- Exercise prompt:
Please rewrite all of the records below, swapping every "list of drawbacks" for "list of disadvantages" and leaving everything else unchanged.

[START OF Data entries]

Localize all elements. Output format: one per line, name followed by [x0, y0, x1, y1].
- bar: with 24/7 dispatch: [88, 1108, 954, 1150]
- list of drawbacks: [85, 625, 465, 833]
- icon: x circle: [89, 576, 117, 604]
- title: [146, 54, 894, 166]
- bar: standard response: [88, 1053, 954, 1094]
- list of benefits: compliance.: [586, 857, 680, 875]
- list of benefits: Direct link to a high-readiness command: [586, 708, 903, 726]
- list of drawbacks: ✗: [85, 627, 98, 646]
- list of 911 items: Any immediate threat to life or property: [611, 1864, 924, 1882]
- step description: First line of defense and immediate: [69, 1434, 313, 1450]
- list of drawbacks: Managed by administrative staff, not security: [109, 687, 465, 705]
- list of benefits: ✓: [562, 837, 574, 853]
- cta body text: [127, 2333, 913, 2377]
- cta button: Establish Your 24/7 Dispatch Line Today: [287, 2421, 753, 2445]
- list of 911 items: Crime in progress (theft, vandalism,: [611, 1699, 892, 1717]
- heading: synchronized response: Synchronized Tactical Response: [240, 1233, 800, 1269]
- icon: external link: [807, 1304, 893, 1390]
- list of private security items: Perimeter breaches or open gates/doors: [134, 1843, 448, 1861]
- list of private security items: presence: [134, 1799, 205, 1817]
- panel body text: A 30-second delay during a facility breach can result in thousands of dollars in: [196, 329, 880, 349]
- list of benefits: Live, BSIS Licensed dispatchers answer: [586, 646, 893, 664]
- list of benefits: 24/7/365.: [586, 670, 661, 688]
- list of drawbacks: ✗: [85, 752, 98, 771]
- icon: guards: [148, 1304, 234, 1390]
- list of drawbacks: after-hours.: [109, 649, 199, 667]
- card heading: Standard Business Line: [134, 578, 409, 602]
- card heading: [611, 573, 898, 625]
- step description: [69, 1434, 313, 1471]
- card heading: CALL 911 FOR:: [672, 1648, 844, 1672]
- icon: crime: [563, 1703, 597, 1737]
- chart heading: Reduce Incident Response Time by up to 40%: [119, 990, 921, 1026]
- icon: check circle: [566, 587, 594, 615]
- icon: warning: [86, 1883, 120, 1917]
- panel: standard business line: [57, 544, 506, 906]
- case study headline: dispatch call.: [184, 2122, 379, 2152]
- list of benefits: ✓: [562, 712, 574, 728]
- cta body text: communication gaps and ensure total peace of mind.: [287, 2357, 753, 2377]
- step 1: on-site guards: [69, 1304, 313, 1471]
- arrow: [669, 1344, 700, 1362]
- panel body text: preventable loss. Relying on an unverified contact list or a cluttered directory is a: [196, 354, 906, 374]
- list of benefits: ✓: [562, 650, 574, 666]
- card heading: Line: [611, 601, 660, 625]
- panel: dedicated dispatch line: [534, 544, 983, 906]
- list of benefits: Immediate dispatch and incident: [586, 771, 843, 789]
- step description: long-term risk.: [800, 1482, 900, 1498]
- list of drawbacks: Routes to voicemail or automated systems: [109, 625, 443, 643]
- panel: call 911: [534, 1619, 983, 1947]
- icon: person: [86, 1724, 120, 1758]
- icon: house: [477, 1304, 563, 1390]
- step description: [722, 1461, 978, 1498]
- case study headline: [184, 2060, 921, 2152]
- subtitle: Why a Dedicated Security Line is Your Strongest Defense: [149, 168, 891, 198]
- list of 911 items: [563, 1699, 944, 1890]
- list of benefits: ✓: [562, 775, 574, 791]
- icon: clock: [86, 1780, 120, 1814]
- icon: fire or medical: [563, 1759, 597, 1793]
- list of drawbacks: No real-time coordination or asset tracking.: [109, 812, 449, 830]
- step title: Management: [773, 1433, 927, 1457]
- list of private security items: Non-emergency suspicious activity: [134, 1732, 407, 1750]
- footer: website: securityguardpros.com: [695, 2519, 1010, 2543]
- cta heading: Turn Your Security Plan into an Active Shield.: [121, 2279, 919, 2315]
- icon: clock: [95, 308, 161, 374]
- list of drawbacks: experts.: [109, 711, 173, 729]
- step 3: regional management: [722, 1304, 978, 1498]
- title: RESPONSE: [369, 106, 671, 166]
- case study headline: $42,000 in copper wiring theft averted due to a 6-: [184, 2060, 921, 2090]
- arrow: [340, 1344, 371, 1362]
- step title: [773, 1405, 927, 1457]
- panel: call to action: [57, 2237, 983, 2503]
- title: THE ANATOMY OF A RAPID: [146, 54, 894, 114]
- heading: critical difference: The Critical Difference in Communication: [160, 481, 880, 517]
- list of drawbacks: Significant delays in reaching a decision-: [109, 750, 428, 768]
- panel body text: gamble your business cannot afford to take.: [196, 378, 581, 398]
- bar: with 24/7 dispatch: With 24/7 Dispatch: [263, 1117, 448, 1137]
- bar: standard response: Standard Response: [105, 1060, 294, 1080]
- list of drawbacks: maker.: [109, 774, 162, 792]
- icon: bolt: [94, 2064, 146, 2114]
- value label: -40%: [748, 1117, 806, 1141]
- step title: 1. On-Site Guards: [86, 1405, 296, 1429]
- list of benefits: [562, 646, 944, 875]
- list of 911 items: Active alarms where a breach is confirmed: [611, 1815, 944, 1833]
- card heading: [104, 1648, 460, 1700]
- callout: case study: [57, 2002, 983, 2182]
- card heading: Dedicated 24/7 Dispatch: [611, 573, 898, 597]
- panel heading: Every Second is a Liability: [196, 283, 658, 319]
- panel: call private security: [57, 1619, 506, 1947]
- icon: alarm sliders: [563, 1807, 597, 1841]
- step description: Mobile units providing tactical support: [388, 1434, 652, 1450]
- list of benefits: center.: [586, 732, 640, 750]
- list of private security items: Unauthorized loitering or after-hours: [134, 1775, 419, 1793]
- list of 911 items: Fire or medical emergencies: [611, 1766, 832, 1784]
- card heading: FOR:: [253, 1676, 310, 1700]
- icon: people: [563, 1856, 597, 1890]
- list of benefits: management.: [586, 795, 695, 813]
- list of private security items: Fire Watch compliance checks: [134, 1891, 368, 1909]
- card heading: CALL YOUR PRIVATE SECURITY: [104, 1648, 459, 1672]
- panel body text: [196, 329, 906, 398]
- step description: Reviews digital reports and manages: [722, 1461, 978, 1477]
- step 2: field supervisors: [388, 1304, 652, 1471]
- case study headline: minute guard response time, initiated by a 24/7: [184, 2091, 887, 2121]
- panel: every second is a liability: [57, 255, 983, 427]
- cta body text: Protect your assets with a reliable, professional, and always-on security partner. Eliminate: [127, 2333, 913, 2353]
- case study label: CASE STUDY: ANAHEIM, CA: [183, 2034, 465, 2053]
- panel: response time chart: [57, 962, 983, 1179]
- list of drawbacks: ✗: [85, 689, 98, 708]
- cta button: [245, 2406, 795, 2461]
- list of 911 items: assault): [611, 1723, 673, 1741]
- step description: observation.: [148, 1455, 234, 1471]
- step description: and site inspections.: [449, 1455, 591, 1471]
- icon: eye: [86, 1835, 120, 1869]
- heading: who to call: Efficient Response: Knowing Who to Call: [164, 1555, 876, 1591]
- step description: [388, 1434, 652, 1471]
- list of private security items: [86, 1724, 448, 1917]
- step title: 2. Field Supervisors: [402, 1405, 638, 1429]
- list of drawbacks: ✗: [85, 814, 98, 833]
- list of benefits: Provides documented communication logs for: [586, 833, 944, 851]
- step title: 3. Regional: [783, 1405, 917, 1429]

[END OF Data entries]

- Final answer:
Localize all elements. Output format: one per line, name followed by [x0, y0, x1, y1].
- bar: with 24/7 dispatch: [88, 1108, 954, 1150]
- list of disadvantages: [85, 625, 465, 833]
- icon: x circle: [89, 576, 117, 604]
- title: [146, 54, 894, 166]
- bar: standard response: [88, 1053, 954, 1094]
- list of benefits: compliance.: [586, 857, 680, 875]
- list of benefits: Direct link to a high-readiness command: [586, 708, 903, 726]
- list of disadvantages: ✗: [85, 627, 98, 646]
- list of 911 items: Any immediate threat to life or property: [611, 1864, 924, 1882]
- step description: First line of defense and immediate: [69, 1434, 313, 1450]
- list of disadvantages: Managed by administrative staff, not security: [109, 687, 465, 705]
- list of benefits: ✓: [562, 837, 574, 853]
- cta body text: [127, 2333, 913, 2377]
- cta button: Establish Your 24/7 Dispatch Line Today: [287, 2421, 753, 2445]
- list of 911 items: Crime in progress (theft, vandalism,: [611, 1699, 892, 1717]
- heading: synchronized response: Synchronized Tactical Response: [240, 1233, 800, 1269]
- icon: external link: [807, 1304, 893, 1390]
- list of private security items: Perimeter breaches or open gates/doors: [134, 1843, 448, 1861]
- list of private security items: presence: [134, 1799, 205, 1817]
- panel body text: A 30-second delay during a facility breach can result in thousands of dollars in: [196, 329, 880, 349]
- list of benefits: Live, BSIS Licensed dispatchers answer: [586, 646, 893, 664]
- list of benefits: 24/7/365.: [586, 670, 661, 688]
- list of disadvantages: ✗: [85, 752, 98, 771]
- icon: guards: [148, 1304, 234, 1390]
- list of disadvantages: after-hours.: [109, 649, 199, 667]
- card heading: Standard Business Line: [134, 578, 409, 602]
- card heading: [611, 573, 898, 625]
- step description: [69, 1434, 313, 1471]
- card heading: CALL 911 FOR:: [672, 1648, 844, 1672]
- icon: crime: [563, 1703, 597, 1737]
- chart heading: Reduce Incident Response Time by up to 40%: [119, 990, 921, 1026]
- icon: check circle: [566, 587, 594, 615]
- icon: warning: [86, 1883, 120, 1917]
- panel: standard business line: [57, 544, 506, 906]
- case study headline: dispatch call.: [184, 2122, 379, 2152]
- list of benefits: ✓: [562, 712, 574, 728]
- cta body text: communication gaps and ensure total peace of mind.: [287, 2357, 753, 2377]
- step 1: on-site guards: [69, 1304, 313, 1471]
- arrow: [669, 1344, 700, 1362]
- panel body text: preventable loss. Relying on an unverified contact list or a cluttered directory is a: [196, 354, 906, 374]
- list of benefits: ✓: [562, 650, 574, 666]
- card heading: Line: [611, 601, 660, 625]
- panel: dedicated dispatch line: [534, 544, 983, 906]
- list of benefits: Immediate dispatch and incident: [586, 771, 843, 789]
- step description: long-term risk.: [800, 1482, 900, 1498]
- list of disadvantages: Routes to voicemail or automated systems: [109, 625, 443, 643]
- panel: call 911: [534, 1619, 983, 1947]
- icon: person: [86, 1724, 120, 1758]
- icon: house: [477, 1304, 563, 1390]
- step description: [722, 1461, 978, 1498]
- case study headline: [184, 2060, 921, 2152]
- subtitle: Why a Dedicated Security Line is Your Strongest Defense: [149, 168, 891, 198]
- list of 911 items: [563, 1699, 944, 1890]
- list of benefits: ✓: [562, 775, 574, 791]
- icon: clock: [86, 1780, 120, 1814]
- icon: fire or medical: [563, 1759, 597, 1793]
- list of disadvantages: No real-time coordination or asset tracking.: [109, 812, 449, 830]
- step title: Management: [773, 1433, 927, 1457]
- list of private security items: Non-emergency suspicious activity: [134, 1732, 407, 1750]
- footer: website: securityguardpros.com: [695, 2519, 1010, 2543]
- cta heading: Turn Your Security Plan into an Active Shield.: [121, 2279, 919, 2315]
- icon: clock: [95, 308, 161, 374]
- list of disadvantages: experts.: [109, 711, 173, 729]
- step 3: regional management: [722, 1304, 978, 1498]
- title: RESPONSE: [369, 106, 671, 166]
- case study headline: $42,000 in copper wiring theft averted due to a 6-: [184, 2060, 921, 2090]
- arrow: [340, 1344, 371, 1362]
- step title: [773, 1405, 927, 1457]
- panel: call to action: [57, 2237, 983, 2503]
- title: THE ANATOMY OF A RAPID: [146, 54, 894, 114]
- heading: critical difference: The Critical Difference in Communication: [160, 481, 880, 517]
- list of disadvantages: Significant delays in reaching a decision-: [109, 750, 428, 768]
- panel body text: gamble your business cannot afford to take.: [196, 378, 581, 398]
- bar: with 24/7 dispatch: With 24/7 Dispatch: [263, 1117, 448, 1137]
- bar: standard response: Standard Response: [105, 1060, 294, 1080]
- list of disadvantages: maker.: [109, 774, 162, 792]
- icon: bolt: [94, 2064, 146, 2114]
- value label: -40%: [748, 1117, 806, 1141]
- step title: 1. On-Site Guards: [86, 1405, 296, 1429]
- list of benefits: [562, 646, 944, 875]
- list of 911 items: Active alarms where a breach is confirmed: [611, 1815, 944, 1833]
- card heading: [104, 1648, 460, 1700]
- callout: case study: [57, 2002, 983, 2182]
- card heading: Dedicated 24/7 Dispatch: [611, 573, 898, 597]
- panel heading: Every Second is a Liability: [196, 283, 658, 319]
- panel: call private security: [57, 1619, 506, 1947]
- icon: alarm sliders: [563, 1807, 597, 1841]
- step description: Mobile units providing tactical support: [388, 1434, 652, 1450]
- list of benefits: center.: [586, 732, 640, 750]
- list of private security items: Unauthorized loitering or after-hours: [134, 1775, 419, 1793]
- list of 911 items: Fire or medical emergencies: [611, 1766, 832, 1784]
- card heading: FOR:: [253, 1676, 310, 1700]
- icon: people: [563, 1856, 597, 1890]
- list of benefits: management.: [586, 795, 695, 813]
- list of private security items: Fire Watch compliance checks: [134, 1891, 368, 1909]
- card heading: CALL YOUR PRIVATE SECURITY: [104, 1648, 459, 1672]
- panel body text: [196, 329, 906, 398]
- step description: Reviews digital reports and manages: [722, 1461, 978, 1477]
- step 2: field supervisors: [388, 1304, 652, 1471]
- case study headline: minute guard response time, initiated by a 24/7: [184, 2091, 887, 2121]
- panel: every second is a liability: [57, 255, 983, 427]
- cta body text: Protect your assets with a reliable, professional, and always-on security partner. Eliminate: [127, 2333, 913, 2353]
- case study label: CASE STUDY: ANAHEIM, CA: [183, 2034, 465, 2053]
- panel: response time chart: [57, 962, 983, 1179]
- list of disadvantages: ✗: [85, 689, 98, 708]
- cta button: [245, 2406, 795, 2461]
- list of 911 items: assault): [611, 1723, 673, 1741]
- step description: observation.: [148, 1455, 234, 1471]
- step description: and site inspections.: [449, 1455, 591, 1471]
- icon: eye: [86, 1835, 120, 1869]
- heading: who to call: Efficient Response: Knowing Who to Call: [164, 1555, 876, 1591]
- step description: [388, 1434, 652, 1471]
- list of private security items: [86, 1724, 448, 1917]
- step title: 2. Field Supervisors: [402, 1405, 638, 1429]
- list of disadvantages: ✗: [85, 814, 98, 833]
- list of benefits: Provides documented communication logs for: [586, 833, 944, 851]
- step title: 3. Regional: [783, 1405, 917, 1429]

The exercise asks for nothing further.